- [Records shown]
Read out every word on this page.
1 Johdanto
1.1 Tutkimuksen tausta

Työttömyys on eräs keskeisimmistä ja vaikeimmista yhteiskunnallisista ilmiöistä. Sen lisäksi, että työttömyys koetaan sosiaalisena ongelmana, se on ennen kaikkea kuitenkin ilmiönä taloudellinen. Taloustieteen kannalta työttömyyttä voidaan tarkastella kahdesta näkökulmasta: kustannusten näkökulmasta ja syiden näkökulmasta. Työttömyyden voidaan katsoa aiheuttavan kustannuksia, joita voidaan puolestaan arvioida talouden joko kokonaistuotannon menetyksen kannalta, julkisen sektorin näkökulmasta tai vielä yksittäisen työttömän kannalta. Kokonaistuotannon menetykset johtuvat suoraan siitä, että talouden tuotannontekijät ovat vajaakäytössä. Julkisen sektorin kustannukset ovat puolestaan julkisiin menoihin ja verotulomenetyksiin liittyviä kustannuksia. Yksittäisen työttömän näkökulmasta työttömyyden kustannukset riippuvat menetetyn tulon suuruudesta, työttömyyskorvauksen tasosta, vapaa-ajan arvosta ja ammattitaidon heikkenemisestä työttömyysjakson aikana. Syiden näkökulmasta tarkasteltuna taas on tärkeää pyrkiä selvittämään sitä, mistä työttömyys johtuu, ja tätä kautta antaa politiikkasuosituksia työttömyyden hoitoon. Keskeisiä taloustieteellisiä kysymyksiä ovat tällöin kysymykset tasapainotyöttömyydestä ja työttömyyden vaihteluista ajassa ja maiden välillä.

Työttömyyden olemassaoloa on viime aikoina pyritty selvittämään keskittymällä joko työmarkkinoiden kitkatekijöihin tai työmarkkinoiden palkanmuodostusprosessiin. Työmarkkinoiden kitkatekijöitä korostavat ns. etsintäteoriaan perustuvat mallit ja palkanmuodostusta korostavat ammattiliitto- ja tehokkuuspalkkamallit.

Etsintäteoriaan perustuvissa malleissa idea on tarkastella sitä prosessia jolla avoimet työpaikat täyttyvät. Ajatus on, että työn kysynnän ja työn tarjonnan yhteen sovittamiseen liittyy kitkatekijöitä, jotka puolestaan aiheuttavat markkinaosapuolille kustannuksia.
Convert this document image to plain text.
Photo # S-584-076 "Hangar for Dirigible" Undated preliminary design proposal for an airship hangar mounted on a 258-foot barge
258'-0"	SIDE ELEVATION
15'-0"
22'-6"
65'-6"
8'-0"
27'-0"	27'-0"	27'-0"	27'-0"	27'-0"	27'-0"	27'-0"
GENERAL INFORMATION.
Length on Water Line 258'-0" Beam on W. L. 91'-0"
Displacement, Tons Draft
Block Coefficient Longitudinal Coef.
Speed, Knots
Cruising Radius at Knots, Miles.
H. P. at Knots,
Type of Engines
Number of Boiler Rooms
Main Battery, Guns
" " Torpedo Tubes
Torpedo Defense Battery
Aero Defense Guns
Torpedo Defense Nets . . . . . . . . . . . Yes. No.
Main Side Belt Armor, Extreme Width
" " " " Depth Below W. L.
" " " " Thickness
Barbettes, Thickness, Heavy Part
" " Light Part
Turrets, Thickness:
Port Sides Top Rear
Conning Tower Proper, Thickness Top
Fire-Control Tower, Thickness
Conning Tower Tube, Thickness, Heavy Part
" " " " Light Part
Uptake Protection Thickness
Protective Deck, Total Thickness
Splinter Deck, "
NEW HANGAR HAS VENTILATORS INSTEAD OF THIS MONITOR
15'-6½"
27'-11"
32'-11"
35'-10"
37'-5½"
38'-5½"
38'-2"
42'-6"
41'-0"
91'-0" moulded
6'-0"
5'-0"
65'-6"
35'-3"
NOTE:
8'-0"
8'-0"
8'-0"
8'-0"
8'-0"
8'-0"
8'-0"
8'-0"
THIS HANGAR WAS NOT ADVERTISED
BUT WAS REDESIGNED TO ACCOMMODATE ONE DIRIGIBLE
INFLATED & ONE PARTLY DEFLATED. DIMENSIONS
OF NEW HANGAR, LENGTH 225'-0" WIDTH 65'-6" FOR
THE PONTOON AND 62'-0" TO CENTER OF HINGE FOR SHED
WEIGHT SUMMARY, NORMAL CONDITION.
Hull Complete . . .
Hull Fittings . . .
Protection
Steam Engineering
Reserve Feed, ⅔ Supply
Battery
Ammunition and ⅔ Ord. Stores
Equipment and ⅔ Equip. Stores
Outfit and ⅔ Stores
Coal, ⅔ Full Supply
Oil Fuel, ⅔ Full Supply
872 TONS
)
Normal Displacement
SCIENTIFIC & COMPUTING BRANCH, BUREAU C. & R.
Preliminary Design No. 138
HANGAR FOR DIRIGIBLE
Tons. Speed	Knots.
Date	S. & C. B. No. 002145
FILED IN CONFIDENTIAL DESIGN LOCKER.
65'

- [Objective] Print the records once more, exactly as they were given.

- [Expected answer]
Read out every word on this page.
1 Johdanto
1.1 Tutkimuksen tausta

Työttömyys on eräs keskeisimmistä ja vaikeimmista yhteiskunnallisista ilmiöistä. Sen lisäksi, että työttömyys koetaan sosiaalisena ongelmana, se on ennen kaikkea kuitenkin ilmiönä taloudellinen. Taloustieteen kannalta työttömyyttä voidaan tarkastella kahdesta näkökulmasta: kustannusten näkökulmasta ja syiden näkökulmasta. Työttömyyden voidaan katsoa aiheuttavan kustannuksia, joita voidaan puolestaan arvioida talouden joko kokonaistuotannon menetyksen kannalta, julkisen sektorin näkökulmasta tai vielä yksittäisen työttömän kannalta. Kokonaistuotannon menetykset johtuvat suoraan siitä, että talouden tuotannontekijät ovat vajaakäytössä. Julkisen sektorin kustannukset ovat puolestaan julkisiin menoihin ja verotulomenetyksiin liittyviä kustannuksia. Yksittäisen työttömän näkökulmasta työttömyyden kustannukset riippuvat menetetyn tulon suuruudesta, työttömyyskorvauksen tasosta, vapaa-ajan arvosta ja ammattitaidon heikkenemisestä työttömyysjakson aikana. Syiden näkökulmasta tarkasteltuna taas on tärkeää pyrkiä selvittämään sitä, mistä työttömyys johtuu, ja tätä kautta antaa politiikkasuosituksia työttömyyden hoitoon. Keskeisiä taloustieteellisiä kysymyksiä ovat tällöin kysymykset tasapainotyöttömyydestä ja työttömyyden vaihteluista ajassa ja maiden välillä.

Työttömyyden olemassaoloa on viime aikoina pyritty selvittämään keskittymällä joko työmarkkinoiden kitkatekijöihin tai työmarkkinoiden palkanmuodostusprosessiin. Työmarkkinoiden kitkatekijöitä korostavat ns. etsintäteoriaan perustuvat mallit ja palkanmuodostusta korostavat ammattiliitto- ja tehokkuuspalkkamallit.

Etsintäteoriaan perustuvissa malleissa idea on tarkastella sitä prosessia jolla avoimet työpaikat täyttyvät. Ajatus on, että työn kysynnän ja työn tarjonnan yhteen sovittamiseen liittyy kitkatekijöitä, jotka puolestaan aiheuttavat markkinaosapuolille kustannuksia.
Convert this document image to plain text.
Photo # S-584-076 "Hangar for Dirigible" Undated preliminary design proposal for an airship hangar mounted on a 258-foot barge
258'-0"	SIDE ELEVATION
15'-0"
22'-6"
65'-6"
8'-0"
27'-0"	27'-0"	27'-0"	27'-0"	27'-0"	27'-0"	27'-0"
GENERAL INFORMATION.
Length on Water Line 258'-0" Beam on W. L. 91'-0"
Displacement, Tons Draft
Block Coefficient Longitudinal Coef.
Speed, Knots
Cruising Radius at Knots, Miles.
H. P. at Knots,
Type of Engines
Number of Boiler Rooms
Main Battery, Guns
" " Torpedo Tubes
Torpedo Defense Battery
Aero Defense Guns
Torpedo Defense Nets . . . . . . . . . . . Yes. No.
Main Side Belt Armor, Extreme Width
" " " " Depth Below W. L.
" " " " Thickness
Barbettes, Thickness, Heavy Part
" " Light Part
Turrets, Thickness:
Port Sides Top Rear
Conning Tower Proper, Thickness Top
Fire-Control Tower, Thickness
Conning Tower Tube, Thickness, Heavy Part
" " " " Light Part
Uptake Protection Thickness
Protective Deck, Total Thickness
Splinter Deck, "
NEW HANGAR HAS VENTILATORS INSTEAD OF THIS MONITOR
15'-6½"
27'-11"
32'-11"
35'-10"
37'-5½"
38'-5½"
38'-2"
42'-6"
41'-0"
91'-0" moulded
6'-0"
5'-0"
65'-6"
35'-3"
NOTE:
8'-0"
8'-0"
8'-0"
8'-0"
8'-0"
8'-0"
8'-0"
8'-0"
THIS HANGAR WAS NOT ADVERTISED
BUT WAS REDESIGNED TO ACCOMMODATE ONE DIRIGIBLE
INFLATED & ONE PARTLY DEFLATED. DIMENSIONS
OF NEW HANGAR, LENGTH 225'-0" WIDTH 65'-6" FOR
THE PONTOON AND 62'-0" TO CENTER OF HINGE FOR SHED
WEIGHT SUMMARY, NORMAL CONDITION.
Hull Complete . . .
Hull Fittings . . .
Protection
Steam Engineering
Reserve Feed, ⅔ Supply
Battery
Ammunition and ⅔ Ord. Stores
Equipment and ⅔ Equip. Stores
Outfit and ⅔ Stores
Coal, ⅔ Full Supply
Oil Fuel, ⅔ Full Supply
872 TONS
)
Normal Displacement
SCIENTIFIC & COMPUTING BRANCH, BUREAU C. & R.
Preliminary Design No. 138
HANGAR FOR DIRIGIBLE
Tons. Speed	Knots.
Date	S. & C. B. No. 002145
FILED IN CONFIDENTIAL DESIGN LOCKER.
65'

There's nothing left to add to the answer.